Supplied data:
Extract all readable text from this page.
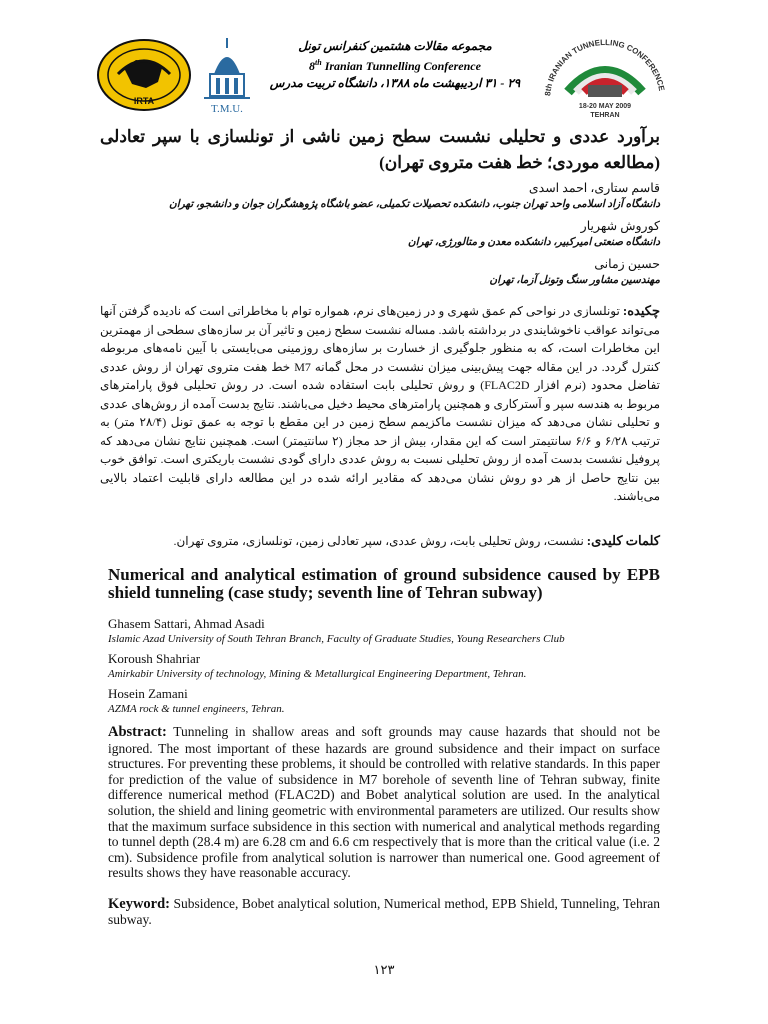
IRTA
T.M.U.
مجموعه مقالات هشتمین کنفرانس تونل
8th Iranian Tunnelling Conference
۲۹ - ۳۱ اردیبهشت ماه ۱۳۸۸، دانشگاه تربیت مدرس
8th IRANIAN TUNNELLING CONFERENCE
18-20 MAY 2009
TEHRAN
برآورد عددی و تحلیلی نشست سطح زمین ناشی از تونلسازی با سپر تعادلی (مطالعه موردی؛ خط هفت متروی تهران)
قاسم ستاری، احمد اسدی
دانشگاه آزاد اسلامی واحد تهران جنوب، دانشکده تحصیلات تکمیلی، عضو باشگاه پژوهشگران جوان و دانشجو، تهران
کوروش شهریار
دانشگاه صنعتی امیرکبیر، دانشکده معدن و متالورژی، تهران
حسین زمانی
مهندسین مشاور سنگ وتونل آزما، تهران
چکیده: تونلسازی در نواحی کم عمق شهری و در زمین‌های نرم، همواره توام با مخاطراتی است که نادیده گرفتن آنها می‌تواند عواقب ناخوشایندی در برداشته باشد. مساله نشست سطح زمین و تاثیر آن بر سازه‌های سطحی از مهمترین این مخاطرات است، که به منظور جلوگیری از خسارت بر سازه‌های روزمینی می‌بایستی با آیین نامه‌های مربوطه کنترل گردد. در این مقاله جهت پیش‌بینی میزان نشست در محل گمانه M7 خط هفت متروی تهران از روش عددی تفاضل محدود (نرم افزار FLAC2D) و روش تحلیلی بابت استفاده شده است. در روش تحلیلی فوق پارامترهای مربوط به هندسه سپر و آسترکاری و همچنین پارامترهای محیط دخیل می‌باشند. نتایج بدست آمده از روش‌های عددی و تحلیلی نشان می‌دهد که میزان نشست ماکزیمم سطح زمین در این مقطع با توجه به عمق تونل (۲۸/۴ متر) به ترتیب ۶/۲۸ و ۶/۶ سانتیمتر است که این مقدار، بیش از حد مجاز (۲ سانتیمتر) است. همچنین نتایج نشان می‌دهد که پروفیل نشست بدست آمده از روش تحلیلی نسبت به روش عددی دارای گودی نشست باریکتری است. توافق خوب بین نتایج حاصل از هر دو روش نشان می‌دهد که مقادیر ارائه شده در این مطالعه دارای قابلیت اعتماد بالایی می‌باشند.
کلمات کلیدی: نشست، روش تحلیلی بابت، روش عددی، سپر تعادلی زمین، تونلسازی، متروی تهران.
Numerical and analytical estimation of ground subsidence caused by EPB shield tunneling (case study; seventh line of Tehran subway)
Ghasem Sattari, Ahmad Asadi
Islamic Azad University of South Tehran Branch, Faculty of Graduate Studies, Young Researchers Club
Koroush Shahriar
Amirkabir University of technology, Mining & Metallurgical Engineering Department, Tehran.
Hosein Zamani
AZMA rock & tunnel engineers, Tehran.
Abstract: Tunneling in shallow areas and soft grounds may cause hazards that should not be ignored. The most important of these hazards are ground subsidence and their impact on surface structures. For preventing these problems, it should be controlled with relative standards. In this paper for prediction of the value of subsidence in M7 borehole of seventh line of Tehran subway, finite difference numerical method (FLAC2D) and Bobet analytical solution are used. In the analytical solution, the shield and lining geometric with environmental parameters are utilized. Our results show that the maximum surface subsidence in this section with numerical and analytical methods regarding to tunnel depth (28.4 m) are 6.28 cm and 6.6 cm respectively that is more than the critical value (i.e. 2 cm). Subsidence profile from analytical solution is narrower than numerical one. Good agreement of results shows they have reasonable accuracy.
Keyword: Subsidence, Bobet analytical solution, Numerical method, EPB Shield, Tunneling, Tehran subway.
۱۲۳
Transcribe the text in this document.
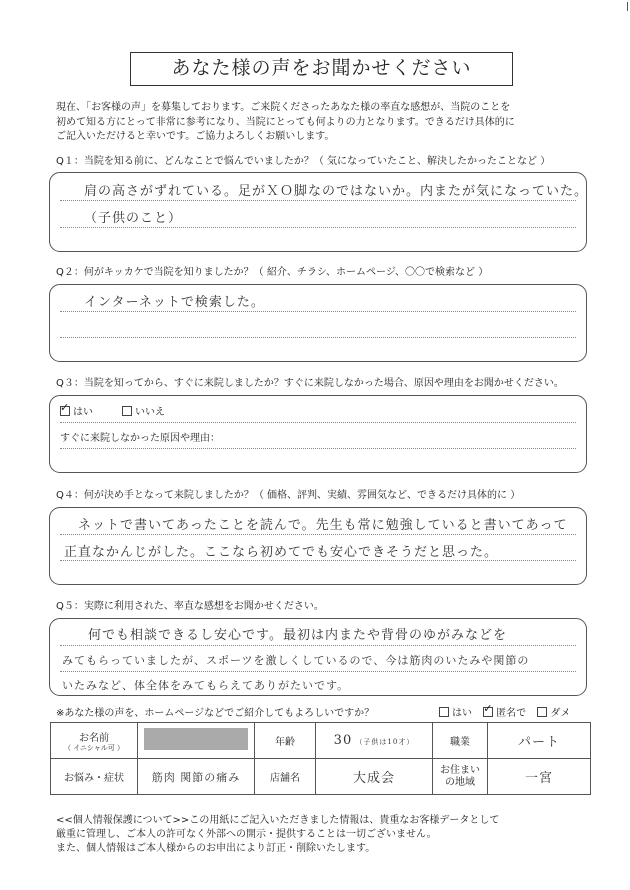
あなた様の声をお聞かせください
現在、「お客様の声」を募集しております。ご来院くださったあなた様の率直な感想が、当院のことを
初めて知る方にとって非常に参考になり、当院にとっても何よりの力となります。できるだけ具体的に
ご記入いただけると幸いです。ご協力よろしくお願いします。
Q１：当院を知る前に、どんなことで悩んでいましたか？（ 気になっていたこと、解決したかったことなど ）
肩の高さがずれている。足がＸＯ脚なのではないか。内またが気になっていた。
（子供のこと）
Q２：何がキッカケで当院を知りましたか？（ 紹介、チラシ、ホームページ、〇〇で検索など ）
インターネットで検索した。
Q３：当院を知ってから、すぐに来院しましたか？すぐに来院しなかった場合、原因や理由をお聞かせください。
✓ はい	いいえ
すぐに来院しなかった原因や理由：
Q４：何が決め手となって来院しましたか？（ 価格、評判、実績、雰囲気など、できるだけ具体的に ）
ネットで書いてあったことを読んで。先生も常に勉強していると書いてあって
正直なかんじがした。ここなら初めてでも安心できそうだと思った。
Q５：実際に利用された、率直な感想をお聞かせください。
何でも相談できるし安心です。最初は内またや背骨のゆがみなどを
みてもらっていましたが、スポーツを激しくしているので、今は筋肉のいたみや関節の
いたみなど、体全体をみてもらえてありがたいです。
※あなた様の声を、ホームページなどでご紹介してもよろしいですか？	はい ✓ 匿名で ダメ
お名前
（ イニシャル可 ）		年齢	30 （子供は10才）	職業	パート
お悩み・症状	筋肉 関節の痛み	店舗名	大成会	お住まい
の地域	一宮
<<個人情報保護について>>この用紙にご記入いただきました情報は、貴重なお客様データとして
厳重に管理し、ご本人の許可なく外部への開示・提供することは一切ございません。
また、個人情報はご本人様からのお申出により訂正・削除いたします。
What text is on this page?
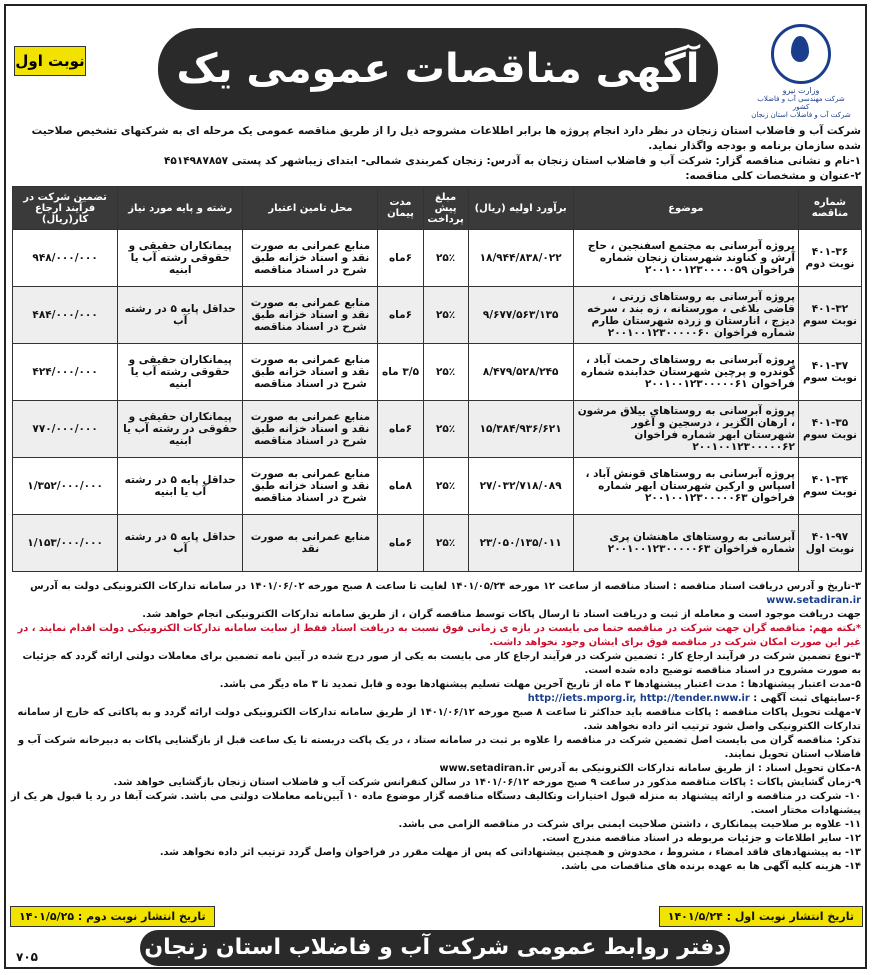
نوبت اول	آگهی مناقصات عمومی یک مرحله‌ای
وزارت نیرو
شرکت مهندسی آب و فاضلاب کشور
شرکت آب و فاضلاب استان زنجان

شرکت آب و فاضلاب استان زنجان در نظر دارد انجام پروژه ها برابر اطلاعات مشروحه ذیل را از طریق مناقصه عمومی یک مرحله ای به شرکتهای تشخیص صلاحیت شده سازمان برنامه و بودجه واگذار نماید.

۱-نام و نشانی مناقصه گزار: شرکت آب و فاضلاب استان زنجان به آدرس: زنجان کمربندی شمالی- ابتدای زیباشهر کد پستی ۴۵۱۴۹۸۷۸۵۷

۲-عنوان و مشخصات کلی مناقصه:

شماره مناقصه	موضوع	برآورد اولیه (ریال)	مبلغ پیش پرداخت	مدت پیمان	محل تامین اعتبار	رشته و پایه مورد نیاز	تضمین شرکت در فرآیند ارجاع کار(ریال)
۴۰۱-۳۶ نوبت دوم	پروژه آبرسانی به مجتمع اسفنجین ، حاج آرش و کناوند شهرستان زنجان شماره فراخوان ۲۰۰۱۰۰۱۲۳۰۰۰۰۰۵۹	۱۸/۹۴۴/۸۳۸/۰۲۲	۲۵٪	۶ماه	منابع عمرانی به صورت نقد و اسناد خزانه طبق شرح در اسناد مناقصه	پیمانکاران حقیقی و حقوقی رشته آب یا ابنیه	۹۴۸/۰۰۰/۰۰۰
۴۰۱-۳۲ نوبت سوم	پروژه آبرسانی به روستاهای زرنی ، قاضی بلاغی ، مورستانه ، زه بند ، سرخه دیزج ، انارستان و زرده شهرستان طارم شماره فراخوان ۲۰۰۱۰۰۱۲۳۰۰۰۰۰۶۰	۹/۶۷۷/۵۶۳/۱۳۵	۲۵٪	۶ماه	منابع عمرانی به صورت نقد و اسناد خزانه طبق شرح در اسناد مناقصه	حداقل پایه ۵ در رشته آب	۴۸۴/۰۰۰/۰۰۰
۴۰۱-۳۷ نوبت سوم	پروژه آبرسانی به روستاهای رحمت آباد ، گوندره و پرچین شهرستان خدابنده شماره فراخوان ۲۰۰۱۰۰۱۲۳۰۰۰۰۰۶۱	۸/۴۷۹/۵۲۸/۲۴۵	۲۵٪	۳/۵ ماه	منابع عمرانی به صورت نقد و اسناد خزانه طبق شرح در اسناد مناقصه	پیمانکاران حقیقی و حقوقی رشته آب یا ابنیه	۴۲۴/۰۰۰/۰۰۰
۴۰۱-۳۵ نوبت سوم	پروژه آبرسانی به روستاهای ییلاق مرشون ، ارهان الگزیر ، درسجین و آغور شهرستان ابهر شماره فراخوان ۲۰۰۱۰۰۱۲۳۰۰۰۰۰۶۲	۱۵/۳۸۴/۹۳۶/۶۲۱	۲۵٪	۶ماه	منابع عمرانی به صورت نقد و اسناد خزانه طبق شرح در اسناد مناقصه	پیمانکاران حقیقی و حقوقی در رشته آب یا ابنیه	۷۷۰/۰۰۰/۰۰۰
۴۰۱-۳۴ نوبت سوم	پروژه آبرسانی به روستاهای قونش آباد ، اسپاس و ارکین شهرستان ابهر شماره فراخوان ۲۰۰۱۰۰۱۲۳۰۰۰۰۰۶۳	۲۷/۰۳۲/۷۱۸/۰۸۹	۲۵٪	۸ماه	منابع عمرانی به صورت نقد و اسناد خزانه طبق شرح در اسناد مناقصه	حداقل پایه ۵ در رشته آب یا ابنیه	۱/۳۵۲/۰۰۰/۰۰۰
۴۰۱-۹۷ نوبت اول	آبرسانی به روستاهای ماهنشان پری شماره فراخوان ۲۰۰۱۰۰۱۲۳۰۰۰۰۰۶۳	۲۳/۰۵۰/۱۳۵/۰۱۱	۲۵٪	۶ماه	منابع عمرانی به صورت نقد	حداقل پایه ۵ در رشته آب	۱/۱۵۳/۰۰۰/۰۰۰

۳-تاریخ و آدرس دریافت اسناد مناقصه : اسناد مناقصه از ساعت ۱۲ مورخه ۱۴۰۱/۰۵/۲۴ لغایت تا ساعت ۸ صبح مورخه ۱۴۰۱/۰۶/۰۲ در سامانه تدارکات الکترونیکی دولت به آدرس www.setadiran.ir

جهت دریافت موجود است و معامله از ثبت و دریافت اسناد تا ارسال پاکات توسط مناقصه گران ، از طریق سامانه تدارکات الکترونیکی انجام خواهد شد.

*نکته مهم: مناقصه گران جهت شرکت در مناقصه حتما می بایست در بازه ی زمانی فوق نسبت به دریافت اسناد فقط از سایت سامانه تدارکات الکترونیکی دولت اقدام نمایند ، در غیر این صورت امکان شرکت در مناقصه فوق برای ایشان وجود نخواهد داشت.

۴-نوع تضمین شرکت در فرآیند ارجاع کار : تضمین شرکت در فرآیند ارجاع کار می بایست به یکی از صور درج شده در آیین نامه تضمین برای معاملات دولتی ارائه گردد که جزئیات به صورت مشروح در اسناد مناقصه توضیح داده شده است.

۵-مدت اعتبار پیشنهادها : مدت اعتبار پیشنهادها ۳ ماه از تاریخ آخرین مهلت تسلیم پیشنهادها بوده و قابل تمدید تا ۳ ماه دیگر می باشد.

۶-سایتهای ثبت آگهی : http://iets.mporg.ir, http://tender.nww.ir

۷-مهلت تحویل پاکات مناقصه : پاکات مناقصه باید حداکثر تا ساعت ۸ صبح مورخه ۱۴۰۱/۰۶/۱۲ از طریق سامانه تدارکات الکترونیکی دولت ارائه گردد و به پاکاتی که خارج از سامانه تدارکات الکترونیکی واصل شود ترتیب اثر داده نخواهد شد.

تذکر: مناقصه گران می بایست اصل تضمین شرکت در مناقصه را علاوه بر ثبت در سامانه ستاد ، در یک پاکت دربسته تا یک ساعت قبل از بازگشایی پاکات به دبیرخانه شرکت آب و فاضلاب استان تحویل نمایند.

۸-مکان تحویل اسناد : از طریق سامانه تدارکات الکترونیکی به آدرس www.setadiran.ir

۹-زمان گشایش پاکات : پاکات مناقصه مذکور در ساعت ۹ صبح مورخه ۱۴۰۱/۰۶/۱۲ در سالن کنفرانس شرکت آب و فاضلاب استان زنجان بازگشایی خواهد شد.

۱۰- شرکت در مناقصه و ارائه پیشنهاد به منزله قبول اختیارات وتکالیف دستگاه مناقصه گزار موضوع ماده ۱۰ آیین‌نامه معاملات دولتی می باشد. شرکت آبفا در رد یا قبول هر یک از پیشنهادات مختار است.

۱۱- علاوه بر صلاحیت پیمانکاری ، داشتن صلاحیت ایمنی برای شرکت در مناقصه الزامی می باشد.

۱۲- سایر اطلاعات و جزئیات مربوطه در اسناد مناقصه مندرج است.

۱۳- به پیشنهادهای فاقد امضاء ، مشروط ، مخدوش و همچنین پیشنهاداتی که پس از مهلت مقرر در فراخوان واصل گردد ترتیب اثر داده نخواهد شد.

۱۴- هزینه کلیه آگهی ها به عهده برنده های مناقصات می باشد.

تاریخ انتشار نوبت اول : ۱۴۰۱/۵/۲۴
تاریخ انتشار نوبت دوم : ۱۴۰۱/۵/۲۵
دفتر روابط عمومی شرکت آب و فاضلاب استان زنجان
۷۰۵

Your goal: Find the lines that include the string "زمانی", then copy each of them.

Solution:
حسین زمانی
*نکته مهم: مناقصه گران جهت شرکت در مناقصه حتما می بایست در بازه ی زمانی فوق نسبت به دریافت اسناد فقط از سایت سامانه تدارکات الکترونیکی دولت اقدام نمایند ، در غیر این صورت امکان شرکت در مناقصه فوق برای ایشان وجود نخواهد داشت.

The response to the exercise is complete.